(Dataset items)
┏━━

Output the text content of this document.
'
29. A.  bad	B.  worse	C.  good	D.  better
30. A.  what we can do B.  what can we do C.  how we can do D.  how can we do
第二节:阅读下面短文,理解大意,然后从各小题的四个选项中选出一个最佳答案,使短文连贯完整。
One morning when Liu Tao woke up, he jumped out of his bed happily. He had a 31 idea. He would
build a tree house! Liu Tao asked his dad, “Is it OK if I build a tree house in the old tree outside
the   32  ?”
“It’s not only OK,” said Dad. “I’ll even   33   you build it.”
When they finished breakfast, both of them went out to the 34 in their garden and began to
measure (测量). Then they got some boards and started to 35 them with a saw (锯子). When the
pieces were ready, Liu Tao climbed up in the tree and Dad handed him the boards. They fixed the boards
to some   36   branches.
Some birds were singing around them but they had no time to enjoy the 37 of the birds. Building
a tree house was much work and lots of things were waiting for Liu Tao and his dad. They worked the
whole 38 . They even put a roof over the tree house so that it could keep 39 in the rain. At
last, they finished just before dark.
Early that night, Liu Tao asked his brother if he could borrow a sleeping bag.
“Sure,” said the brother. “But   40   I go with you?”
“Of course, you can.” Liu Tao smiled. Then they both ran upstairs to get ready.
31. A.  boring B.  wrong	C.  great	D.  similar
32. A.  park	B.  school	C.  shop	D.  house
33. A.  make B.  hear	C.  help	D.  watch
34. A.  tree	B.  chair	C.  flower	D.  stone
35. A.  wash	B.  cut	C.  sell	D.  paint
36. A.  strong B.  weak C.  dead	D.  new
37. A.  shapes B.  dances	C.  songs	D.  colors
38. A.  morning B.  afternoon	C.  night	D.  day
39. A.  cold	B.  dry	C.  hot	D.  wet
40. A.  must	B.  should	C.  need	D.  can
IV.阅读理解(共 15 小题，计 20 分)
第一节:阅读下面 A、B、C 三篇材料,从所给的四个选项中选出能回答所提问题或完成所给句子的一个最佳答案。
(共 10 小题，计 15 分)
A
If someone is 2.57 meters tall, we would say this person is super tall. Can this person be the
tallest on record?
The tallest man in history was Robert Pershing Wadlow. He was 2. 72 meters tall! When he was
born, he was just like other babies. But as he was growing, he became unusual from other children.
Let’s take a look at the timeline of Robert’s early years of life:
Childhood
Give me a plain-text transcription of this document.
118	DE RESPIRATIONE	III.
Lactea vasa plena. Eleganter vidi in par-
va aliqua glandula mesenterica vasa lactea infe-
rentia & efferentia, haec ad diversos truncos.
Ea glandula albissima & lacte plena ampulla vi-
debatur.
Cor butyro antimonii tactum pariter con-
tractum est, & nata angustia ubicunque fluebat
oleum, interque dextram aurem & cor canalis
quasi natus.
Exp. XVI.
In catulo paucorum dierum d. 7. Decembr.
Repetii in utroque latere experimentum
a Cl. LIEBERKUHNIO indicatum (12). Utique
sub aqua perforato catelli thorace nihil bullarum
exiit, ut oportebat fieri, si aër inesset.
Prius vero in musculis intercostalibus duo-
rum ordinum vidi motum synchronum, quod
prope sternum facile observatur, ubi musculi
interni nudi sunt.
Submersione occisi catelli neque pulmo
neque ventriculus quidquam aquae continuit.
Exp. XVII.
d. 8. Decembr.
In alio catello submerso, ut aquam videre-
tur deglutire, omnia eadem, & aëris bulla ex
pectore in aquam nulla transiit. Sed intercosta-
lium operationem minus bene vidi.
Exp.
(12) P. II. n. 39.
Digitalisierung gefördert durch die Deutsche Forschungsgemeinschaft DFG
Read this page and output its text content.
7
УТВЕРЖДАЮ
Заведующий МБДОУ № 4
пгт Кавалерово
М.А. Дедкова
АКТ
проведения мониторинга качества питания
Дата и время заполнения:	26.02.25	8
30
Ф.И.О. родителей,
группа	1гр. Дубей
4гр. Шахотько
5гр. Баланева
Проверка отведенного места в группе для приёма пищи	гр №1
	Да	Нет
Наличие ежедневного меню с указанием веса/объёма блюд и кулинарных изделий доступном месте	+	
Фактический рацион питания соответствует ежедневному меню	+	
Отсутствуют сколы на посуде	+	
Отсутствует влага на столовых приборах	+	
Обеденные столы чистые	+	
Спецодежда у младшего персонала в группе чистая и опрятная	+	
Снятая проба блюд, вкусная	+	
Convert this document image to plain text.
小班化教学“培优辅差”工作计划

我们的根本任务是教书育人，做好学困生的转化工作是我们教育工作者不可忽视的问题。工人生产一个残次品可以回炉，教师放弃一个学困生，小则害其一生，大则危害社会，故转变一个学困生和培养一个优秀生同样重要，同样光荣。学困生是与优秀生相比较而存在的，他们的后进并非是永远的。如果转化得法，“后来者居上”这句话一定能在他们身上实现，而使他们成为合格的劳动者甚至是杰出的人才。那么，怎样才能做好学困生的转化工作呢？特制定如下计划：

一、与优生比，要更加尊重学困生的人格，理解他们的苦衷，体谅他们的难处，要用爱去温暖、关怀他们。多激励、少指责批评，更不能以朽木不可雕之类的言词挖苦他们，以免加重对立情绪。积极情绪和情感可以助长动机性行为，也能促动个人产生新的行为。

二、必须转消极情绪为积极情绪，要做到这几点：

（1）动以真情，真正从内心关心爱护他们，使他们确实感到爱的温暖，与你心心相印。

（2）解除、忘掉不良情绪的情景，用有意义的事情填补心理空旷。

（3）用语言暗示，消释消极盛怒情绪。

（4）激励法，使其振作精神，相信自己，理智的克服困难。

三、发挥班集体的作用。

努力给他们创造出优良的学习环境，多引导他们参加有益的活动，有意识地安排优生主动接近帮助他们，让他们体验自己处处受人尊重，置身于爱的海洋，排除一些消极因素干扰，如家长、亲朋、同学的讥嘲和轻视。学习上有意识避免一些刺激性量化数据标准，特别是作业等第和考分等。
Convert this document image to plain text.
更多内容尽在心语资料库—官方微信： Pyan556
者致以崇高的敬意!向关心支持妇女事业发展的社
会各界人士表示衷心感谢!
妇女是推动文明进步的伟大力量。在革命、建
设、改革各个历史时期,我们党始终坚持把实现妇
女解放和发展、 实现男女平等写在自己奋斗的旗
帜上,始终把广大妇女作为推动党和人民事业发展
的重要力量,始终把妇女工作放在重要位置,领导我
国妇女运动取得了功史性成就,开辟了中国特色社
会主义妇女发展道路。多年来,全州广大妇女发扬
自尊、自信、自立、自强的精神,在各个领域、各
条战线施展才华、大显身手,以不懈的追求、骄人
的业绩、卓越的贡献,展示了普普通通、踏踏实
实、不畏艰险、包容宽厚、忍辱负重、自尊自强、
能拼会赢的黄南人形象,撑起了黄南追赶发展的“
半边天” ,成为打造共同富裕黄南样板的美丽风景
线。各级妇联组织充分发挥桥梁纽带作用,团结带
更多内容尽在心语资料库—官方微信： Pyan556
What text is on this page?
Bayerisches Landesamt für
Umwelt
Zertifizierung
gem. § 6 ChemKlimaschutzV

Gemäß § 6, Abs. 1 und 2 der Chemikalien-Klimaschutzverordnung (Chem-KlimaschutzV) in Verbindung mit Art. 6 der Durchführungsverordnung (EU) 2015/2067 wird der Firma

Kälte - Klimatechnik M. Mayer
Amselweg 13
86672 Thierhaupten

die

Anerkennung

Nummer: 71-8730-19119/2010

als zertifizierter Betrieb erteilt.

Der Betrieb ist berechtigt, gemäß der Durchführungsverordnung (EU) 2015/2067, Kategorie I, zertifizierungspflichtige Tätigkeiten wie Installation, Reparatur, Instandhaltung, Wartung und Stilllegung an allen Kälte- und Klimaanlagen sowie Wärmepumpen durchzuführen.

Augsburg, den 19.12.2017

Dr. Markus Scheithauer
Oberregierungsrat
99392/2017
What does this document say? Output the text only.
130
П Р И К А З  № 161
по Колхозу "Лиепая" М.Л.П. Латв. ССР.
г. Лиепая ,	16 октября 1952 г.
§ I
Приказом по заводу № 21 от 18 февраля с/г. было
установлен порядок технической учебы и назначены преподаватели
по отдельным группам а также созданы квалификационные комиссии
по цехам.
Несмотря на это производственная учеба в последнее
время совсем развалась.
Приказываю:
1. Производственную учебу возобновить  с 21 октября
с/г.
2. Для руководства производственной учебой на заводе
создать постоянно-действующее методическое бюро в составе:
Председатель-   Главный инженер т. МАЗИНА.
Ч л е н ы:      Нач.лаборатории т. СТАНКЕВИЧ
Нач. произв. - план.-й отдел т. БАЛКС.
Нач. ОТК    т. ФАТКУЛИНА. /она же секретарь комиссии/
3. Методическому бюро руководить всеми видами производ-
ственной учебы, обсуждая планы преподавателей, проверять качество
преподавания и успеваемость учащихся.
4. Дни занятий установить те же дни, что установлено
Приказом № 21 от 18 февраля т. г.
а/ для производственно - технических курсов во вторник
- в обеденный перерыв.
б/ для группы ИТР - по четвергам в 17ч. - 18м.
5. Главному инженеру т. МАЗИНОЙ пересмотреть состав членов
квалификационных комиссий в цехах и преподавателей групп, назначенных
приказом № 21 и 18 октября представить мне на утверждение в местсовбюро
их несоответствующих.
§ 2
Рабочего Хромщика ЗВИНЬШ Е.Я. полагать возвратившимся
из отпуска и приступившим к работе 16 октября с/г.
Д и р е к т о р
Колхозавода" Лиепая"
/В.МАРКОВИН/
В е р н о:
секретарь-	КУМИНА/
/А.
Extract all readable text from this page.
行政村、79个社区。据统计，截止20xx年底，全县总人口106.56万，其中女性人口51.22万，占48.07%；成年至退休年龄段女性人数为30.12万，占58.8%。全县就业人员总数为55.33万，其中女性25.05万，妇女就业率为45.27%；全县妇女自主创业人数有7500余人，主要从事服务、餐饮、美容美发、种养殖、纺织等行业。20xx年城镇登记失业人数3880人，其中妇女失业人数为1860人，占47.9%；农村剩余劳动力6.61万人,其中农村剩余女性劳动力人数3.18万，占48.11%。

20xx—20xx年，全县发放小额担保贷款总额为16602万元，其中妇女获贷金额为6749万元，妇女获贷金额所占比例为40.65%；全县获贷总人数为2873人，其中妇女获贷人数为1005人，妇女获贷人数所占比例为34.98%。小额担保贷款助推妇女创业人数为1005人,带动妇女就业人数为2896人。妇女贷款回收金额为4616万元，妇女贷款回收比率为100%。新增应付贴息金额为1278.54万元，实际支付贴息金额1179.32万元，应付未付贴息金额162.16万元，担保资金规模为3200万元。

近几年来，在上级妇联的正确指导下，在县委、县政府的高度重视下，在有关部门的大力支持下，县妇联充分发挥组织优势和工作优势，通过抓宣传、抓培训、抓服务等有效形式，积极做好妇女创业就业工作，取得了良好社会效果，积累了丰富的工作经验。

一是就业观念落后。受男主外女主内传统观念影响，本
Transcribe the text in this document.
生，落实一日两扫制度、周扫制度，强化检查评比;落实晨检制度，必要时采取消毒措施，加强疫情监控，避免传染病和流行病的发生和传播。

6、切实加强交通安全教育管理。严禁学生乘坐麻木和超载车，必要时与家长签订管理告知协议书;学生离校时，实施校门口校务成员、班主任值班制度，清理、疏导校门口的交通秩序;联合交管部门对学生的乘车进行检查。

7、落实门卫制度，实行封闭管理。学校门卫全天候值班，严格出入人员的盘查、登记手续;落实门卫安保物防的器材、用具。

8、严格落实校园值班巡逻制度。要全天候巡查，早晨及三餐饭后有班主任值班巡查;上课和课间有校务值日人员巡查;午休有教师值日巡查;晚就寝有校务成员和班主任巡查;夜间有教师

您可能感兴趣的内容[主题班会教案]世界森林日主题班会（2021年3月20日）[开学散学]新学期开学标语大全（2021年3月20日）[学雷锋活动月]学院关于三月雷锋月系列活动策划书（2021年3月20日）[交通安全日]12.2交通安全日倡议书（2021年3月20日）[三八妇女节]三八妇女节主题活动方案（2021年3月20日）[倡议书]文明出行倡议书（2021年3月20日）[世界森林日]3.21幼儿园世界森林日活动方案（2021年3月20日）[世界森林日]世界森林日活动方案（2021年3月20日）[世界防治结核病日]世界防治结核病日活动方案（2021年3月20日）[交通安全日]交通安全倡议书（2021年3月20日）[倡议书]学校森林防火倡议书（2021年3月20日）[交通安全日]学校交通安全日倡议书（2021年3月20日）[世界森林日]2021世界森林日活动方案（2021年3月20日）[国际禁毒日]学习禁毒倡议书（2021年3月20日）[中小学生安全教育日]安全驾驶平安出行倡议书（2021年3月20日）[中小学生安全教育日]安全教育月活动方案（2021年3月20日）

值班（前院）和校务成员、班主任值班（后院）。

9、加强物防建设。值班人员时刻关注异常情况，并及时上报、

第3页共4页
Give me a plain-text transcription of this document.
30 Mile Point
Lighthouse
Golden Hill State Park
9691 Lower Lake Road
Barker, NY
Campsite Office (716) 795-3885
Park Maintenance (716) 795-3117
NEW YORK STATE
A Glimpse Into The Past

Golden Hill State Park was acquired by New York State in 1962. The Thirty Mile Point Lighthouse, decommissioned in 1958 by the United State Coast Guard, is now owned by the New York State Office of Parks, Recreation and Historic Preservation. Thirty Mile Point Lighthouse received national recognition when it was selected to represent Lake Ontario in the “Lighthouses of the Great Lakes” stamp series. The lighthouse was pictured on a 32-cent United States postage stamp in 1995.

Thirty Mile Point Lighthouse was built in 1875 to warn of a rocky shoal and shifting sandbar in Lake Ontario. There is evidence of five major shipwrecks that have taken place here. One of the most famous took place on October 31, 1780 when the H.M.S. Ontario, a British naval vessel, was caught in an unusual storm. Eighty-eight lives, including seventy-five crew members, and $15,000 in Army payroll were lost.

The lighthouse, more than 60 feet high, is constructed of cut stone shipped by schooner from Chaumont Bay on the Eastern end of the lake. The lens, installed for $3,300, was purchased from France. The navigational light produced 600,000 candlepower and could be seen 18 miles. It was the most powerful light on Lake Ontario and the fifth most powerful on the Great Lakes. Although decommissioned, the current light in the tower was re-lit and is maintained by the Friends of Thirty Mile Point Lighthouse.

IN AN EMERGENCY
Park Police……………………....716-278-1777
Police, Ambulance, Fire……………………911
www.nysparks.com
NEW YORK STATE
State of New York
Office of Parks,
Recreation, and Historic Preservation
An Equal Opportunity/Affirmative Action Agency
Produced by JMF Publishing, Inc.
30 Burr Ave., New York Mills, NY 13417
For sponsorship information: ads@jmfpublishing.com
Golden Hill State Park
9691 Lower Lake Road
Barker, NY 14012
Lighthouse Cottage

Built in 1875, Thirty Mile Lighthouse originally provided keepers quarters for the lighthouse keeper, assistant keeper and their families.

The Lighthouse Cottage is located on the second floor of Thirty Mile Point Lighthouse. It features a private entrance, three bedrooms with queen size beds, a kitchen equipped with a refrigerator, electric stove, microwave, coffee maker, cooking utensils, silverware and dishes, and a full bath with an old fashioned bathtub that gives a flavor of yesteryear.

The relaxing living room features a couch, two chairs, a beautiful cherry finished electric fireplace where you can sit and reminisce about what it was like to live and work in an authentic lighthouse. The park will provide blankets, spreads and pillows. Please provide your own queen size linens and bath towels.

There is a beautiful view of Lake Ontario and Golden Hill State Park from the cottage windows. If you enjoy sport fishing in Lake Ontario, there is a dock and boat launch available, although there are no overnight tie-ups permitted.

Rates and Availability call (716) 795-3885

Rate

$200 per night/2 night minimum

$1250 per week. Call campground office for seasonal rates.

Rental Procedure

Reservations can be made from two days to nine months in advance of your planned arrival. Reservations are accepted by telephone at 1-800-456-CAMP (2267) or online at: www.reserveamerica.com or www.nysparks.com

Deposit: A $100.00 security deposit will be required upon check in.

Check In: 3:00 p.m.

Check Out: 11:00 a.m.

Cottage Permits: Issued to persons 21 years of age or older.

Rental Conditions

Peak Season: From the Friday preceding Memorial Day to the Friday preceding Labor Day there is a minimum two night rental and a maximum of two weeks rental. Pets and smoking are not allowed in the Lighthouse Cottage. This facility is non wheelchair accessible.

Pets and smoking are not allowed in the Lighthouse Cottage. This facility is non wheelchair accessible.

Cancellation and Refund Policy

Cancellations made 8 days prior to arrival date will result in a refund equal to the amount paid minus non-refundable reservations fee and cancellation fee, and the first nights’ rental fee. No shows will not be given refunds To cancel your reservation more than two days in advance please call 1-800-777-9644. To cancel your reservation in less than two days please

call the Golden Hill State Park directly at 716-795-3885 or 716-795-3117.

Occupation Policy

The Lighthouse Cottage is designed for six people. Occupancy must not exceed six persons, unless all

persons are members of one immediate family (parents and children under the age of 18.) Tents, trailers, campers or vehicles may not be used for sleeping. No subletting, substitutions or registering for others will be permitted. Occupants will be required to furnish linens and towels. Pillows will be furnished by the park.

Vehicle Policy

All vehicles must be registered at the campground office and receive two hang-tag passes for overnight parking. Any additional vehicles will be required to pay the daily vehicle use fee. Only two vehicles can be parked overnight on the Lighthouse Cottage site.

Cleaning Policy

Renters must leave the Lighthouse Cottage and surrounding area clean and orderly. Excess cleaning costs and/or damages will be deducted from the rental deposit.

┗━━

### TASK INSTRUCTIONS:
From the listing above, collect each line in which the string "brother" appears.

### TASK OUTPUT:
Early that night, Liu Tao asked his brother if he could borrow a sleeping bag.
“Sure,” said the brother. “But   40   I go with you?”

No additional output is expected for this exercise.